[Lines of data]
========
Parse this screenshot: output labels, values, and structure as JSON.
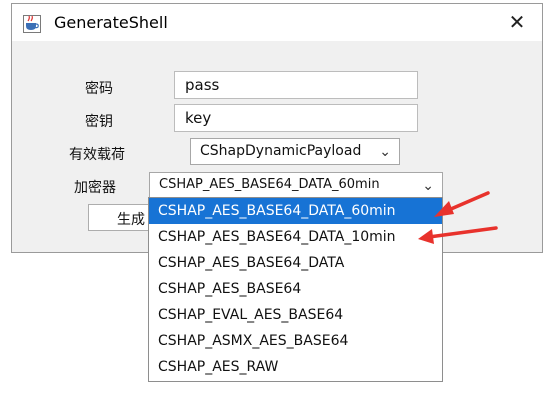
{
  "window": {
    "title": "GenerateShell",
    "close_glyph": "✕"
  },
  "form": {
    "password_label": "密码",
    "password_value": "pass",
    "key_label": "密钥",
    "key_value": "key",
    "payload_label": "有效载荷",
    "payload_value": "CShapDynamicPayload",
    "encryptor_label": "加密器",
    "encryptor_value": "CSHAP_AES_BASE64_DATA_60min",
    "generate_button": "生成"
  },
  "dropdown": {
    "options": [
      "CSHAP_AES_BASE64_DATA_60min",
      "CSHAP_AES_BASE64_DATA_10min",
      "CSHAP_AES_BASE64_DATA",
      "CSHAP_AES_BASE64",
      "CSHAP_EVAL_AES_BASE64",
      "CSHAP_ASMX_AES_BASE64",
      "CSHAP_AES_RAW"
    ],
    "selected_index": 0
  },
  "colors": {
    "selection": "#1773d5",
    "annotation_arrow": "#e8322c"
  },
  "icons": {
    "app": "java-cup-icon",
    "chevron": "chevron-down-icon",
    "close": "close-icon"
  }
}
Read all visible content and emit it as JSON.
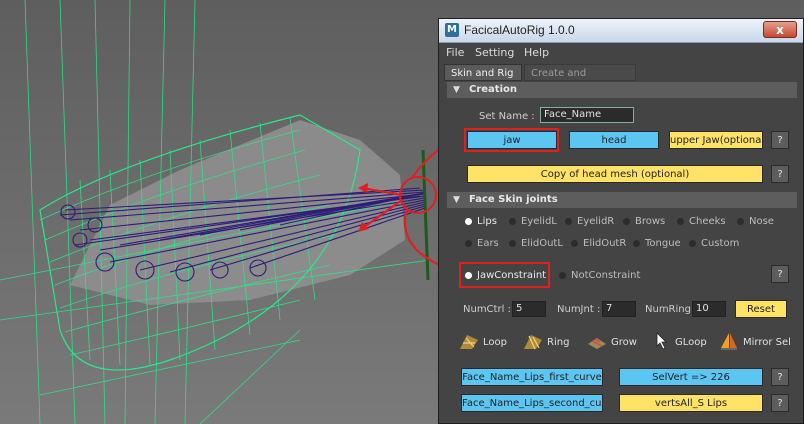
{
  "window": {
    "title": "FacicalAutoRig 1.0.0",
    "app_icon": "M",
    "close_glyph": "x"
  },
  "menu": [
    "File",
    "Setting",
    "Help"
  ],
  "tabs": {
    "active": "Skin and Rig",
    "inactive": "Create and Editing..."
  },
  "creation": {
    "header": "Creation",
    "set_name_label": "Set Name :",
    "set_name_value": "Face_Name",
    "jaw_button": "jaw",
    "head_button": "head",
    "upper_jaw_button": "upper Jaw(optional)",
    "help": "?",
    "copy_head_button": "Copy of head mesh (optional)"
  },
  "face_skin": {
    "header": "Face Skin joints",
    "parts_row1": [
      "Lips",
      "EyelidL",
      "EyelidR",
      "Brows",
      "Cheeks",
      "Nose"
    ],
    "parts_row2": [
      "Ears",
      "ElidOutL",
      "ElidOutR",
      "Tongue",
      "Custom"
    ],
    "selected_part": "Lips",
    "constraint_on": "JawConstraint",
    "constraint_off": "NotConstraint",
    "numctrl_label": "NumCtrl :",
    "numctrl_value": "5",
    "numjnt_label": "NumJnt :",
    "numjnt_value": "7",
    "numring_label": "NumRing :",
    "numring_value": "10",
    "reset_button": "Reset",
    "tools": [
      "Loop",
      "Ring",
      "Grow",
      "GLoop",
      "Mirror Sel"
    ],
    "curve1": "Face_Name_Lips_first_curve",
    "curve2": "Face_Name_Lips_second_curve",
    "selvert": "SelVert => 226",
    "verts_all": "vertsAll_S Lips"
  },
  "colors": {
    "blue_button": "#5cc6f2",
    "yellow_button": "#ffe266",
    "highlight": "#e02020",
    "wire": "#27e88a",
    "joint": "#2a1a6e"
  },
  "icons": [
    "close-icon",
    "collapse-arrow-icon",
    "loop-icon",
    "ring-icon",
    "grow-icon",
    "cursor-icon",
    "mirror-icon"
  ]
}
========
## THE TASK
Go back to the records above and write them out exactly, without the pictures.

## WRITTEN REPLY
Parse this screenshot: output labels, values, and structure as JSON.
{
  "window": {
    "title": "GenerateShell",
    "close_glyph": "✕"
  },
  "form": {
    "password_label": "密码",
    "password_value": "pass",
    "key_label": "密钥",
    "key_value": "key",
    "payload_label": "有效载荷",
    "payload_value": "CShapDynamicPayload",
    "encryptor_label": "加密器",
    "encryptor_value": "CSHAP_AES_BASE64_DATA_60min",
    "generate_button": "生成"
  },
  "dropdown": {
    "options": [
      "CSHAP_AES_BASE64_DATA_60min",
      "CSHAP_AES_BASE64_DATA_10min",
      "CSHAP_AES_BASE64_DATA",
      "CSHAP_AES_BASE64",
      "CSHAP_EVAL_AES_BASE64",
      "CSHAP_ASMX_AES_BASE64",
      "CSHAP_AES_RAW"
    ],
    "selected_index": 0
  },
  "colors": {
    "selection": "#1773d5",
    "annotation_arrow": "#e8322c"
  },
  "icons": {
    "app": "java-cup-icon",
    "chevron": "chevron-down-icon",
    "close": "close-icon"
  }
}
Read all visible content and emit it as JSON.
{
  "window": {
    "title": "FacicalAutoRig 1.0.0",
    "app_icon": "M",
    "close_glyph": "x"
  },
  "menu": [
    "File",
    "Setting",
    "Help"
  ],
  "tabs": {
    "active": "Skin and Rig",
    "inactive": "Create and Editing..."
  },
  "creation": {
    "header": "Creation",
    "set_name_label": "Set Name :",
    "set_name_value": "Face_Name",
    "jaw_button": "jaw",
    "head_button": "head",
    "upper_jaw_button": "upper Jaw(optional)",
    "help": "?",
    "copy_head_button": "Copy of head mesh (optional)"
  },
  "face_skin": {
    "header": "Face Skin joints",
    "parts_row1": [
      "Lips",
      "EyelidL",
      "EyelidR",
      "Brows",
      "Cheeks",
      "Nose"
    ],
    "parts_row2": [
      "Ears",
      "ElidOutL",
      "ElidOutR",
      "Tongue",
      "Custom"
    ],
    "selected_part": "Lips",
    "constraint_on": "JawConstraint",
    "constraint_off": "NotConstraint",
    "numctrl_label": "NumCtrl :",
    "numctrl_value": "5",
    "numjnt_label": "NumJnt :",
    "numjnt_value": "7",
    "numring_label": "NumRing :",
    "numring_value": "10",
    "reset_button": "Reset",
    "tools": [
      "Loop",
      "Ring",
      "Grow",
      "GLoop",
      "Mirror Sel"
    ],
    "curve1": "Face_Name_Lips_first_curve",
    "curve2": "Face_Name_Lips_second_curve",
    "selvert": "SelVert => 226",
    "verts_all": "vertsAll_S Lips"
  },
  "colors": {
    "blue_button": "#5cc6f2",
    "yellow_button": "#ffe266",
    "highlight": "#e02020",
    "wire": "#27e88a",
    "joint": "#2a1a6e"
  },
  "icons": [
    "close-icon",
    "collapse-arrow-icon",
    "loop-icon",
    "ring-icon",
    "grow-icon",
    "cursor-icon",
    "mirror-icon"
  ]
}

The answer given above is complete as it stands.